=== EXERCISE MATERIAL ===
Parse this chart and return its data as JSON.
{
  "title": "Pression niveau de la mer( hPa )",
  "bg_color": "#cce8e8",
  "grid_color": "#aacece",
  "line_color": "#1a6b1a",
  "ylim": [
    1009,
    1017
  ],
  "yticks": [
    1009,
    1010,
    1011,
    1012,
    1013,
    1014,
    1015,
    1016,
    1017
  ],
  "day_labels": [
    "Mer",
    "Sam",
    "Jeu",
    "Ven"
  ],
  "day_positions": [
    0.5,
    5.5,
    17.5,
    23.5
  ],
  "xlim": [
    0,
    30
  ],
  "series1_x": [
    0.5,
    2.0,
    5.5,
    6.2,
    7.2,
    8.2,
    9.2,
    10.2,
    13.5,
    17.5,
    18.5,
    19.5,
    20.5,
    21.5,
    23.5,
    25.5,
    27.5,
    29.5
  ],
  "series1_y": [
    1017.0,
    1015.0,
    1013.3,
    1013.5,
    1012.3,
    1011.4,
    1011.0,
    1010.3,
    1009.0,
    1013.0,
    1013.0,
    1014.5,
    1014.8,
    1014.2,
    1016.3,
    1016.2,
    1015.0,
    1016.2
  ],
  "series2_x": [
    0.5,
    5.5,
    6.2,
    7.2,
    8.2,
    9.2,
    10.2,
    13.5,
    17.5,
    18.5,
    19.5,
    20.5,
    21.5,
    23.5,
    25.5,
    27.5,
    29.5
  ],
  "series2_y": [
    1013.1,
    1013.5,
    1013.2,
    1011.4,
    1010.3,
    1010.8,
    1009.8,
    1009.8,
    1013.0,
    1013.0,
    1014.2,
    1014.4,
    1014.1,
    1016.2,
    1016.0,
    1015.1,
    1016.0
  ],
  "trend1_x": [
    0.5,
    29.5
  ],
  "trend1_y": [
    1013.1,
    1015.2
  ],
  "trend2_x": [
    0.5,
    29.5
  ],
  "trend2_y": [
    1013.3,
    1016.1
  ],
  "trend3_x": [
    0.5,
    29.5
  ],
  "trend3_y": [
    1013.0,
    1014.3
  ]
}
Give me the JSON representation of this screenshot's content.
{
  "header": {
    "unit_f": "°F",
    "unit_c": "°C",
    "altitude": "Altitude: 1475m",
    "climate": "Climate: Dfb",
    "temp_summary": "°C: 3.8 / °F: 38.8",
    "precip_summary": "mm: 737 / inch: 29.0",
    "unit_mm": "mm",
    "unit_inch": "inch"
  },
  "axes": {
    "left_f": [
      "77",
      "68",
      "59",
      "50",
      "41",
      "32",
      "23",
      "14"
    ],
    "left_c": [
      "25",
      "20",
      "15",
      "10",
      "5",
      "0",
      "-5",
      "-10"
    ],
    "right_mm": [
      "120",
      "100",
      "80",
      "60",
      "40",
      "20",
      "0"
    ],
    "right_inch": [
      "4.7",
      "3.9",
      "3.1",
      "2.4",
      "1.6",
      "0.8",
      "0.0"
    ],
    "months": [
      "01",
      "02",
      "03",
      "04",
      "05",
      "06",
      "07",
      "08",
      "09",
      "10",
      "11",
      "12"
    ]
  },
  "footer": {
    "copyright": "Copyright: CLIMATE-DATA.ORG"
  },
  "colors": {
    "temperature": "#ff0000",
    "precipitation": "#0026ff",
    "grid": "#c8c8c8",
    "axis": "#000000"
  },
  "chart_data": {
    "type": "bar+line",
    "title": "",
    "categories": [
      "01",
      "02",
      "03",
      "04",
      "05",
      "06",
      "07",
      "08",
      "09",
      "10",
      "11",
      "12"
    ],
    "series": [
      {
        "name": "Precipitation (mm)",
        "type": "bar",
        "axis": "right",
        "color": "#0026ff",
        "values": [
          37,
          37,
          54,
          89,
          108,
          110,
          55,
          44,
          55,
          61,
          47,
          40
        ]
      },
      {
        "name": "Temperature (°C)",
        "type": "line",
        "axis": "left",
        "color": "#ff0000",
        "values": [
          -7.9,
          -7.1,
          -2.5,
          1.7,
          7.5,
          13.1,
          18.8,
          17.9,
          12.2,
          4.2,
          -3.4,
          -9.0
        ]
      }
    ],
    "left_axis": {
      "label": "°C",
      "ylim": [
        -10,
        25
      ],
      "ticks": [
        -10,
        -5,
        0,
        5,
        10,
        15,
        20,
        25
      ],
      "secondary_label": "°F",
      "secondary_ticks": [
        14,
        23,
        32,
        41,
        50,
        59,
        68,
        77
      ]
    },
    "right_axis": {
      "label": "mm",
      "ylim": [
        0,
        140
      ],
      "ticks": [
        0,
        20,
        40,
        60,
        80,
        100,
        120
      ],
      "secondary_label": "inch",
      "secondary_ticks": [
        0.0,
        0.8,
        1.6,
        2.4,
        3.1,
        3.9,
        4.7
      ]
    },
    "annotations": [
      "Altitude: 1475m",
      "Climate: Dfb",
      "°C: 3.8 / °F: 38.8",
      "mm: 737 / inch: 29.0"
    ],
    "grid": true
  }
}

=== TASK BRIEF ===
Search the data for the string "this" and copy each line where it appears.

=== RESULT ===
Parse this chart and return its data as JSON.
Give me the JSON representation of this screenshot's content.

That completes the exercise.